(Supplied information begins)
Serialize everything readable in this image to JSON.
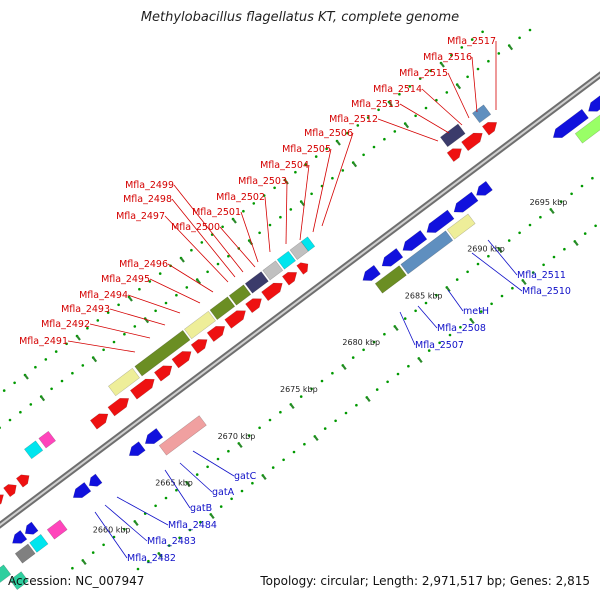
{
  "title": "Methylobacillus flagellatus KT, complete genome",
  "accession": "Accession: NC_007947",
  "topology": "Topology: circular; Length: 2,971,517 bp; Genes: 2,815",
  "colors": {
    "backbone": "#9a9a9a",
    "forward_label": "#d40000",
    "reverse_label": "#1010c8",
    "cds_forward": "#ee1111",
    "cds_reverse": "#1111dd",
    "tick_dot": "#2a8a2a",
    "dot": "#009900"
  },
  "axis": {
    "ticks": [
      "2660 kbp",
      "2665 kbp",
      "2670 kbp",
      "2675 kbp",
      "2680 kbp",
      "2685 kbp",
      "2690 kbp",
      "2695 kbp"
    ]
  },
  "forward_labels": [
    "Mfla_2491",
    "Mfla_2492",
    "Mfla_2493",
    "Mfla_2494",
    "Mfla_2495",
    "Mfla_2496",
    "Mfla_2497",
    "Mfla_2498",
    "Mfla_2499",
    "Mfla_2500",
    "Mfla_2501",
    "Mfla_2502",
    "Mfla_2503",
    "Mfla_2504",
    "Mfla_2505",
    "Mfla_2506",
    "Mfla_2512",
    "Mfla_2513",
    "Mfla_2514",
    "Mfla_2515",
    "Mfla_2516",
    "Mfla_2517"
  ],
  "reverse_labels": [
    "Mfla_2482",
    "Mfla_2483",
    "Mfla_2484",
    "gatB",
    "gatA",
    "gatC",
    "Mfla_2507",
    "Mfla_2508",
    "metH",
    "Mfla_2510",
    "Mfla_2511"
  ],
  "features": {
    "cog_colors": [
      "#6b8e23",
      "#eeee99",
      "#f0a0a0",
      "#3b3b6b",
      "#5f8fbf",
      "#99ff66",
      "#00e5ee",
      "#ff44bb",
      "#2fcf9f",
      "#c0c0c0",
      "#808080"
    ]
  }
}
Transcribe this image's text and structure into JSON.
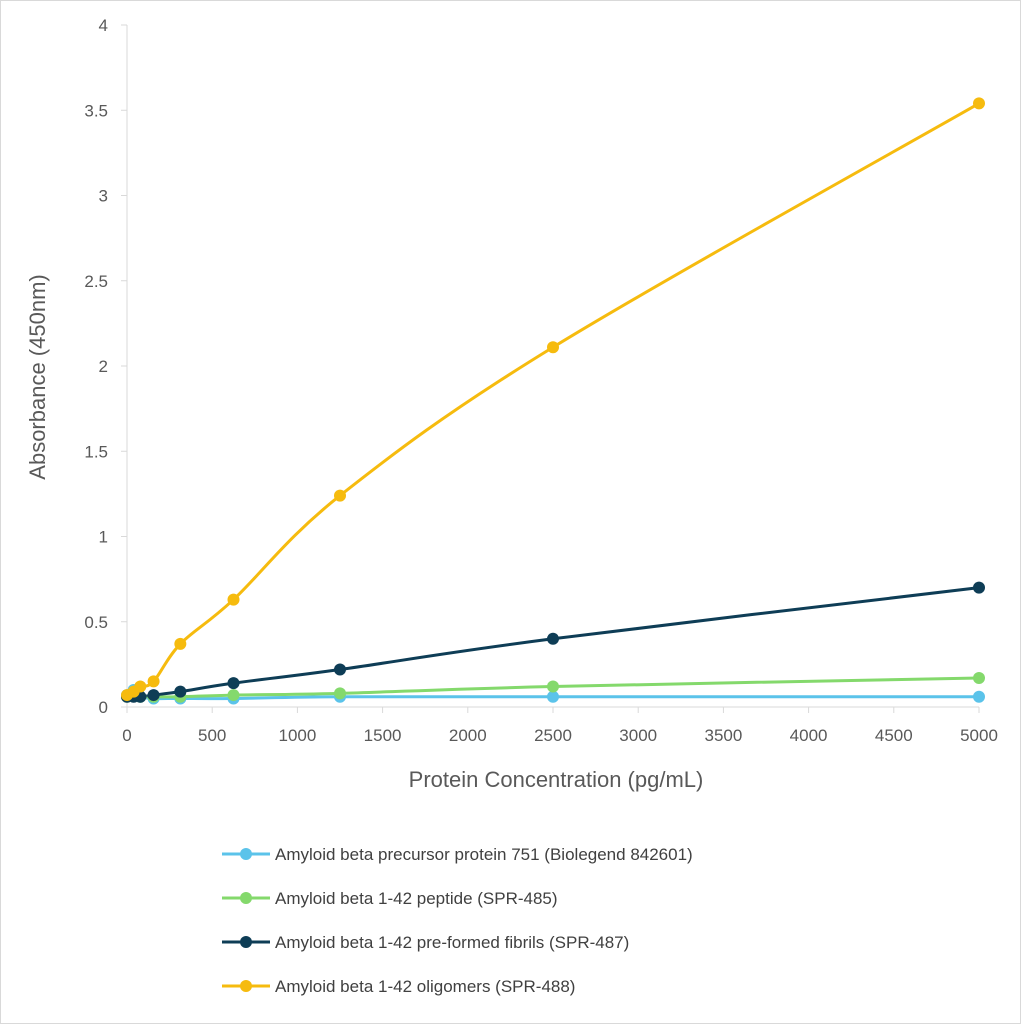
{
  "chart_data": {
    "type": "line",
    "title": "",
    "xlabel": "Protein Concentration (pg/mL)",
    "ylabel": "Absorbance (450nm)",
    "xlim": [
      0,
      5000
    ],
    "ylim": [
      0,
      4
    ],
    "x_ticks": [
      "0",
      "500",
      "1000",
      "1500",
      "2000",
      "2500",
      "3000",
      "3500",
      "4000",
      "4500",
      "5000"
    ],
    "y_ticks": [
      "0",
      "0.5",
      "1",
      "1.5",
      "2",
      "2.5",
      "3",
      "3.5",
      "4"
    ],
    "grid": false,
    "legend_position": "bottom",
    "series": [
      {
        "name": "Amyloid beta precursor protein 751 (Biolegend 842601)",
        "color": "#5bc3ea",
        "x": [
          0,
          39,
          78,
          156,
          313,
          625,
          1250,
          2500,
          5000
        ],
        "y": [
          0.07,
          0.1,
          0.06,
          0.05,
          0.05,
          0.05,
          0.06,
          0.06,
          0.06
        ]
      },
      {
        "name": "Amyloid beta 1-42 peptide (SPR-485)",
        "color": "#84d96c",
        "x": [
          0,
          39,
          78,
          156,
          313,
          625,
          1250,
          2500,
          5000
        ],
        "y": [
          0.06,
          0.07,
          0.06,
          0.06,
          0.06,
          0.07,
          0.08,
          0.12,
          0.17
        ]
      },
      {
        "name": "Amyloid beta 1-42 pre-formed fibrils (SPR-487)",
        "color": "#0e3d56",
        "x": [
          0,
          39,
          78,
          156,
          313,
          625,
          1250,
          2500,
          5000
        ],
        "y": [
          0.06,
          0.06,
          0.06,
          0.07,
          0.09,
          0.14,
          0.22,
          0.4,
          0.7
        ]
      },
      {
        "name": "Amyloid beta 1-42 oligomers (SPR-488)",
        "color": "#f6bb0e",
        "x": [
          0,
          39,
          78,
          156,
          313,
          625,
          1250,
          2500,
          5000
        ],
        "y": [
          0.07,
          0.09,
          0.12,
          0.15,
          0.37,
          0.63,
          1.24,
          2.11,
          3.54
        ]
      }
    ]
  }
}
(Supplied information ends)
(Supplied information begins)
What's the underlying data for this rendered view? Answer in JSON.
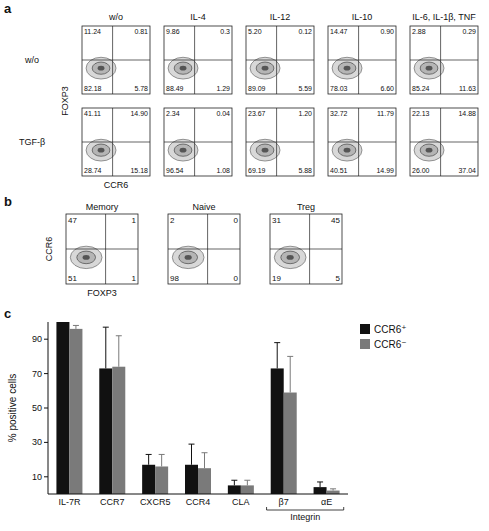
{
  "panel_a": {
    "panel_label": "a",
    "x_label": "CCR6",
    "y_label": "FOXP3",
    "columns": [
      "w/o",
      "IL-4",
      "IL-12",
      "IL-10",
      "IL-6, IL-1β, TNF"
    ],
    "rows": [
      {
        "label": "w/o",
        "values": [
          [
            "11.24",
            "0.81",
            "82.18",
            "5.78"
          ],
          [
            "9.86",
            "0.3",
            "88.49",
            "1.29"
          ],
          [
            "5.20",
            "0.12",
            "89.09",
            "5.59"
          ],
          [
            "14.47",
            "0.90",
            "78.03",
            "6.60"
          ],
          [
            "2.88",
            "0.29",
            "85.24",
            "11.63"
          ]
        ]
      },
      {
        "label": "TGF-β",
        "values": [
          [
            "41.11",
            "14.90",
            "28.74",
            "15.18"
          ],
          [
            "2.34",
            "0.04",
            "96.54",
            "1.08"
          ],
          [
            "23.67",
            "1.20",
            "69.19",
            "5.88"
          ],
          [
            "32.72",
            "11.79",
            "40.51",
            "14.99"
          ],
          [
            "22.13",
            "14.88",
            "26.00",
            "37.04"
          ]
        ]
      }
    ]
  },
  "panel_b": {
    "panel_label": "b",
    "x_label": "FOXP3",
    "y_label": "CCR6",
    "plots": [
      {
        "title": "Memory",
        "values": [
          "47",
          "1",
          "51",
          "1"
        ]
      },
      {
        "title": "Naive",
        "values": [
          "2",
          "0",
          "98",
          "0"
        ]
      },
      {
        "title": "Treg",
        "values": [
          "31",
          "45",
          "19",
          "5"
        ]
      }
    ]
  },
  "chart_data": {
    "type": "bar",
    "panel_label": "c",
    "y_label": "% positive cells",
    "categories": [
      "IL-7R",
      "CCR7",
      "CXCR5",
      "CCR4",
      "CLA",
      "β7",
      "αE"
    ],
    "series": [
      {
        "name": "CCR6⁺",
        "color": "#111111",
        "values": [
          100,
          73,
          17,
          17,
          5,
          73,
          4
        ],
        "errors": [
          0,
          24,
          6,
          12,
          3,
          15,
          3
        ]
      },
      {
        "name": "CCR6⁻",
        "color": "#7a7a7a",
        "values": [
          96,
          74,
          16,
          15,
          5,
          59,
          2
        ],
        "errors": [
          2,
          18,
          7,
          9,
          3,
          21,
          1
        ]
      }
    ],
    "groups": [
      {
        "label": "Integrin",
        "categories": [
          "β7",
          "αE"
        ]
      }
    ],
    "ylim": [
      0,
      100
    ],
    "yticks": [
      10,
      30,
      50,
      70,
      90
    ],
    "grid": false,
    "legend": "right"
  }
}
(Supplied information ends)
_Exercise_. How many lines of the listing above include the word "title"? State the number and nothing else.

_Task response_. 5